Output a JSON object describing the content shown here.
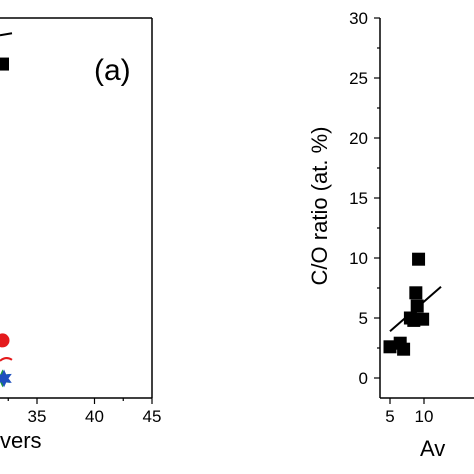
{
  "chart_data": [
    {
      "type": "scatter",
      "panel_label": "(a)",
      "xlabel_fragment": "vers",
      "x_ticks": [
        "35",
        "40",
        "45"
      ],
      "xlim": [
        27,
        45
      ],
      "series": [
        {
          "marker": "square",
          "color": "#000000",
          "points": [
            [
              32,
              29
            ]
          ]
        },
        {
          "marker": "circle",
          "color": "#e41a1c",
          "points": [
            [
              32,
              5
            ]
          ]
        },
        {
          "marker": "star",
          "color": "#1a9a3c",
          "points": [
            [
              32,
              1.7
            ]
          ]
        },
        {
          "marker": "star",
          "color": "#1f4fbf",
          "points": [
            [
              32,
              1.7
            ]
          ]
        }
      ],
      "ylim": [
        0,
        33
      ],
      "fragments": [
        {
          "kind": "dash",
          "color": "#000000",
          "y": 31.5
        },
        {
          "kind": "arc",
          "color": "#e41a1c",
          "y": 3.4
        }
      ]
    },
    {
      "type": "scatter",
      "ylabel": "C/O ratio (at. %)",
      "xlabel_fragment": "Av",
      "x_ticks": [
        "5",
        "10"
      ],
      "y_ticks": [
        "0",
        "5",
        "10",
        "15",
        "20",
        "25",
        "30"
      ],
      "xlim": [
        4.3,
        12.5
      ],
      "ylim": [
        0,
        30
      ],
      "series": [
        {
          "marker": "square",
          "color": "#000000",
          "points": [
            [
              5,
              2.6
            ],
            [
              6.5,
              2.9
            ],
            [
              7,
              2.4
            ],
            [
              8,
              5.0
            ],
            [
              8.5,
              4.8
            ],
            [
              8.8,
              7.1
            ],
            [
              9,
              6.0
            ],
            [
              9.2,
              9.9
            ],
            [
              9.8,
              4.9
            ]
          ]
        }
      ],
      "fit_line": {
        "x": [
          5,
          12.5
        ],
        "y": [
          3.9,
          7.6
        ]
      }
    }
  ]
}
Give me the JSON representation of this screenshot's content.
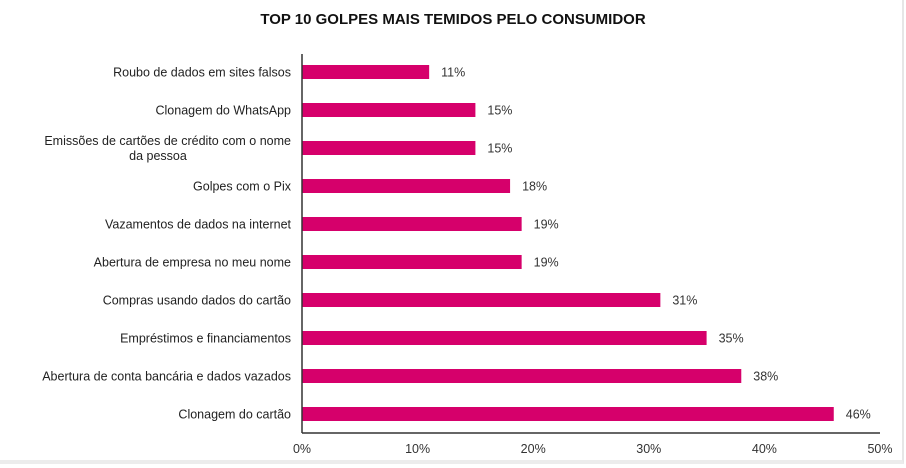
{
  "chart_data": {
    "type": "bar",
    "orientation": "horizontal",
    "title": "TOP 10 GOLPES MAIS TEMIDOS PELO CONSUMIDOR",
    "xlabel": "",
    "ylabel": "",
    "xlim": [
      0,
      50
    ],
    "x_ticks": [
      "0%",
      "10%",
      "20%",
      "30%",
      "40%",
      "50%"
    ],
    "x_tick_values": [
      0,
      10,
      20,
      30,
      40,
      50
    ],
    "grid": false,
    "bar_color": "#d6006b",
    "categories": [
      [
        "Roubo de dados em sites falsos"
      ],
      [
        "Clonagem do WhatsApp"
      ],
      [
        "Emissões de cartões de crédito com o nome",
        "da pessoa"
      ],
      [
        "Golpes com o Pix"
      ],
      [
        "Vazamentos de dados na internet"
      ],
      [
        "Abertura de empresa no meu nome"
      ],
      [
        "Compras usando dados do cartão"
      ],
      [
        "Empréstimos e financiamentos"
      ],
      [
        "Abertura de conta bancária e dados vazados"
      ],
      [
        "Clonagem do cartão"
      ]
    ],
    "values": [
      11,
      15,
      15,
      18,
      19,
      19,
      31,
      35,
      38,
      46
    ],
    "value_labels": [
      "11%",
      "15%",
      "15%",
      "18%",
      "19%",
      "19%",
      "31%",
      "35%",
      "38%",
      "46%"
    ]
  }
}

▬▬▬▬▬▬▬▬▬▬

- **EXERCISE AIM**
Read through the data and copy every line where "nome" shows up.

- **OUTPUT FOR THIS TASK**
        "Emissões de cartões de crédito com o nome",
        "Abertura de empresa no meu nome"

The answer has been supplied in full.